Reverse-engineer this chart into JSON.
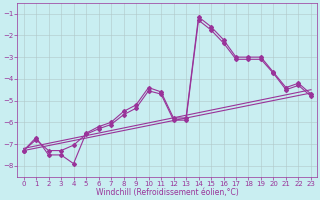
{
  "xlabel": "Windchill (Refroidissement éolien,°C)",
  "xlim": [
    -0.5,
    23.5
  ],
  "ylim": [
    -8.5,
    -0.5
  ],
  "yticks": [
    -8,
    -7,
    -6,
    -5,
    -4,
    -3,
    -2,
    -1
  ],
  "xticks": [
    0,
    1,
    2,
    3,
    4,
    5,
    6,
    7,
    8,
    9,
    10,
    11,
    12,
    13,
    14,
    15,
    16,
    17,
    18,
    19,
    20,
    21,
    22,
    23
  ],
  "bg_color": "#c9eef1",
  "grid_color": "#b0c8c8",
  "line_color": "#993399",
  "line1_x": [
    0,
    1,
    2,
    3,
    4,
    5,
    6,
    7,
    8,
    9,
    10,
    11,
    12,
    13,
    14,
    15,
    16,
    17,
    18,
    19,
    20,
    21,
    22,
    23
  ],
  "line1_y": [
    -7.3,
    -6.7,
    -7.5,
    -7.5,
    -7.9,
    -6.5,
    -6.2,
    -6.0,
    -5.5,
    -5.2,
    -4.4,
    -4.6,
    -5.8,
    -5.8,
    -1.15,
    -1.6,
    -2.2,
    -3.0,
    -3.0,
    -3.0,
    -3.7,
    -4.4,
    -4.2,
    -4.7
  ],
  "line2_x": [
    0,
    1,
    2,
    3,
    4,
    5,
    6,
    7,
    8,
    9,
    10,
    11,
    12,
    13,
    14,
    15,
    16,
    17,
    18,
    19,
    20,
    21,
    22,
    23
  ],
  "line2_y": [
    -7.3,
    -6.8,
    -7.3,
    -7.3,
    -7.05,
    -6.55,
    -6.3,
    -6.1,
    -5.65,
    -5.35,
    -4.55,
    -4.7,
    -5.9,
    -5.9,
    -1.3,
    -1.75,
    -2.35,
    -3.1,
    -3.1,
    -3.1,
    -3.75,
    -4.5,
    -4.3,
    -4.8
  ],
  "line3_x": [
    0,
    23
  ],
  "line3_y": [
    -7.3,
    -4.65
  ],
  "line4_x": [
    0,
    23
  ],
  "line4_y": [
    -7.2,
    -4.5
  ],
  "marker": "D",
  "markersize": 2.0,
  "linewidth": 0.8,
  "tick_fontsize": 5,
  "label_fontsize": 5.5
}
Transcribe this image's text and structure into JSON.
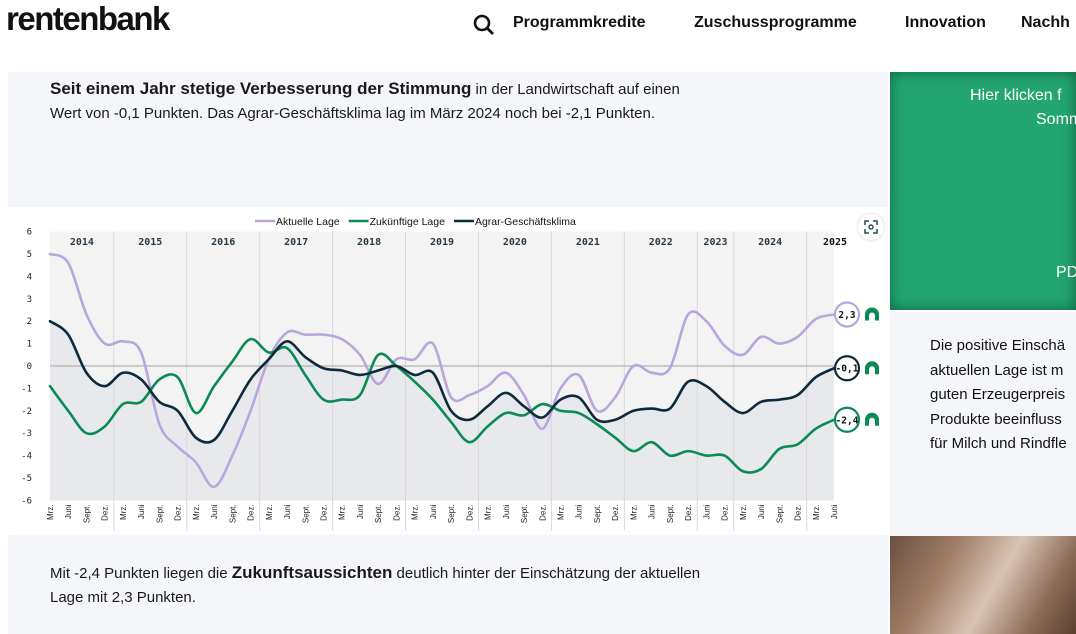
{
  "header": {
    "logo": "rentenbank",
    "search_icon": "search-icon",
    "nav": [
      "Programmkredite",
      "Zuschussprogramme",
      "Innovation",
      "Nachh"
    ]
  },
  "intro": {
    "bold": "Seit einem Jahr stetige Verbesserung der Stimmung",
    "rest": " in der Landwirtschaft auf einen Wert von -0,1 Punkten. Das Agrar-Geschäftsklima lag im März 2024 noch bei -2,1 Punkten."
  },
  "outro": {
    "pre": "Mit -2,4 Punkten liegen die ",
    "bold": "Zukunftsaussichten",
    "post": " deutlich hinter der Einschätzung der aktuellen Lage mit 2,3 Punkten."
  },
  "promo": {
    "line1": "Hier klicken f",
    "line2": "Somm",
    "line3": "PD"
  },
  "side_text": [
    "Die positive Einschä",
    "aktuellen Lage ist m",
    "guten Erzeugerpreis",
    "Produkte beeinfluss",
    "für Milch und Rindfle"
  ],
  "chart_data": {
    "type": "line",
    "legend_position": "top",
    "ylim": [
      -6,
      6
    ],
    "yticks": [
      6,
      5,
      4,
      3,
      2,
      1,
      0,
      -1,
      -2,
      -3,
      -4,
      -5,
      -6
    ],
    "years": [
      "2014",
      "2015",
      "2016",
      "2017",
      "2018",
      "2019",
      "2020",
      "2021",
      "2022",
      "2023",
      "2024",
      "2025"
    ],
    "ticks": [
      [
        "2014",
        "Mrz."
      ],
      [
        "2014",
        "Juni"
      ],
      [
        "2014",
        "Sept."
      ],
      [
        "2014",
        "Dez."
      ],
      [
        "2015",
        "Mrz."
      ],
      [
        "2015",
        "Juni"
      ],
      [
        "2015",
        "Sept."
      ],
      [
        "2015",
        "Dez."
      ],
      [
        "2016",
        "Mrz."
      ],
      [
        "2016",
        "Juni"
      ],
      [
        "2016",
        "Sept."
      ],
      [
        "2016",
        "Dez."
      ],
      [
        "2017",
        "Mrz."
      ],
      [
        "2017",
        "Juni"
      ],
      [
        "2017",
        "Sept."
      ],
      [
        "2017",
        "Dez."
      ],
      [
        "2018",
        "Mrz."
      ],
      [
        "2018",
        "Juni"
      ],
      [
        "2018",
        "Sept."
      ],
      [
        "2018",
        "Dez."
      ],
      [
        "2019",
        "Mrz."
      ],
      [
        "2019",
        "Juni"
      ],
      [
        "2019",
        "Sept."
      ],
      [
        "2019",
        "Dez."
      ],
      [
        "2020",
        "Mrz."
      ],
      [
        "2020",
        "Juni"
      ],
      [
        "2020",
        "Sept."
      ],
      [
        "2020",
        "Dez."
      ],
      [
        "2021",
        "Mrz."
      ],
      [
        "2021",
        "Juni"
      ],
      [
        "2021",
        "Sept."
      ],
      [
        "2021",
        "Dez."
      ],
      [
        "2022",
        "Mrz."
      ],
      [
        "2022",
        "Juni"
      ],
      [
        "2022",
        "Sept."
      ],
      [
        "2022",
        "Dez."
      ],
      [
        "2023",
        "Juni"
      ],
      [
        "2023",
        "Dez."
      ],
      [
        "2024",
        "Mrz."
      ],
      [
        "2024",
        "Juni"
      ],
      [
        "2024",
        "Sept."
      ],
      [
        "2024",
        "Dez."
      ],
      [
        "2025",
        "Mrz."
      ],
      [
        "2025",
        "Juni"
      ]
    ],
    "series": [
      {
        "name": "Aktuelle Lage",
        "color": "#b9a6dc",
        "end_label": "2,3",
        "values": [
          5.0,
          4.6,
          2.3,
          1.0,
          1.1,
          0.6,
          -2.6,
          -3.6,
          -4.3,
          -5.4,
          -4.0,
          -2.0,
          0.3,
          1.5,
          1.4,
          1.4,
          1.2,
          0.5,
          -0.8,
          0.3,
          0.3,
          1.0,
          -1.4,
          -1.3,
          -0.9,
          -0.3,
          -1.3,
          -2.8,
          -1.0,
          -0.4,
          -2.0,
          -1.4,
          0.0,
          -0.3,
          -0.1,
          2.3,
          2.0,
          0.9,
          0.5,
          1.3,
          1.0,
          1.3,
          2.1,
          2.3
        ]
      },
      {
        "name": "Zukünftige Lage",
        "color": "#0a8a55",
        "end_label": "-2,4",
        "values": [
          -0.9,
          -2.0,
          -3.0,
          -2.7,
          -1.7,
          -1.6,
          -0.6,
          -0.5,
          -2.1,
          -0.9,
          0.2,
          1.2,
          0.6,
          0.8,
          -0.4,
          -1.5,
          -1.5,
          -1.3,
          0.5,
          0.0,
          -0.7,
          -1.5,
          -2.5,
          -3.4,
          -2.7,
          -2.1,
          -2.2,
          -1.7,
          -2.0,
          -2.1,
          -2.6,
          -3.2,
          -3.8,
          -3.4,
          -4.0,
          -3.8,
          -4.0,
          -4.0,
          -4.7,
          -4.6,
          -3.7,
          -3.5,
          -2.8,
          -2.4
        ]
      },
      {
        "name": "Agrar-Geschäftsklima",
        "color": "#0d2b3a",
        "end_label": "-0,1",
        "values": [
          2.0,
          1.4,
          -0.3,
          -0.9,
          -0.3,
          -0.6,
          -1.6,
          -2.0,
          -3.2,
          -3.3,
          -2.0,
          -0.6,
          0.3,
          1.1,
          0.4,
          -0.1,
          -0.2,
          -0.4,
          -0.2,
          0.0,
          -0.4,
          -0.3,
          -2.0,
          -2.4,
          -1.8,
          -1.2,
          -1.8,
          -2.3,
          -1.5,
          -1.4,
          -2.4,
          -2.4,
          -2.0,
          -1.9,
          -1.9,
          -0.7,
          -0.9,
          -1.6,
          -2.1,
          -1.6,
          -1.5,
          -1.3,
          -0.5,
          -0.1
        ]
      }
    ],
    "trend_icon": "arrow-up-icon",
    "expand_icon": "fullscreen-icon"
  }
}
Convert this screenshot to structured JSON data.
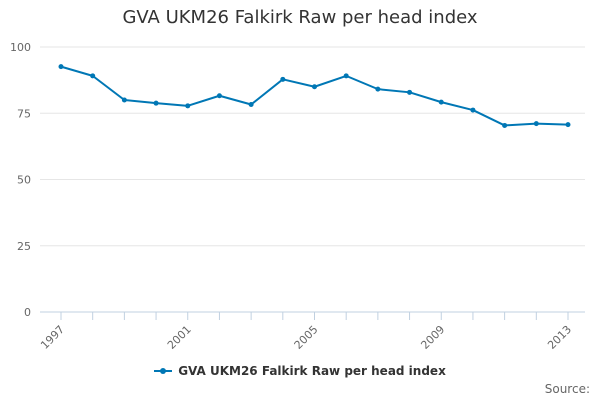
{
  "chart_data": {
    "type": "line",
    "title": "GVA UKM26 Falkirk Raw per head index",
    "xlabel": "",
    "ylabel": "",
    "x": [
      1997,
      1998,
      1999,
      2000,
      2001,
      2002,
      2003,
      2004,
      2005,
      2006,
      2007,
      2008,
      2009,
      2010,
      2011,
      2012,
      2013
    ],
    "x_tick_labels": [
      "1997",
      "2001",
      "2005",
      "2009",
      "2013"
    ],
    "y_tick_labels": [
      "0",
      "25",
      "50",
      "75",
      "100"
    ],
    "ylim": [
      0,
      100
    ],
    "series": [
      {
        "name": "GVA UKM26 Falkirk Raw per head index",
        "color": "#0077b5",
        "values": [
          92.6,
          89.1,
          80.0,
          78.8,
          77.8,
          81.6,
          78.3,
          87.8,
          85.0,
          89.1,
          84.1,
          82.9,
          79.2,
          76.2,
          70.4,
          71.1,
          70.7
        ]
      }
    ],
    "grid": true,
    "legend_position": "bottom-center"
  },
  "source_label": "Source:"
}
= = =
[GIVEN REQUEST]
Pick out the lines that have the word "Agrar". Copy them all.

[RESPONSE TO THIS TASK]
    "rest": " in der Landwirtschaft auf einen Wert von -0,1 Punkten. Das Agrar-Geschäftsklima lag im März 2024 noch bei -2,1 Punkten."
        "name": "Agrar-Geschäftsklima",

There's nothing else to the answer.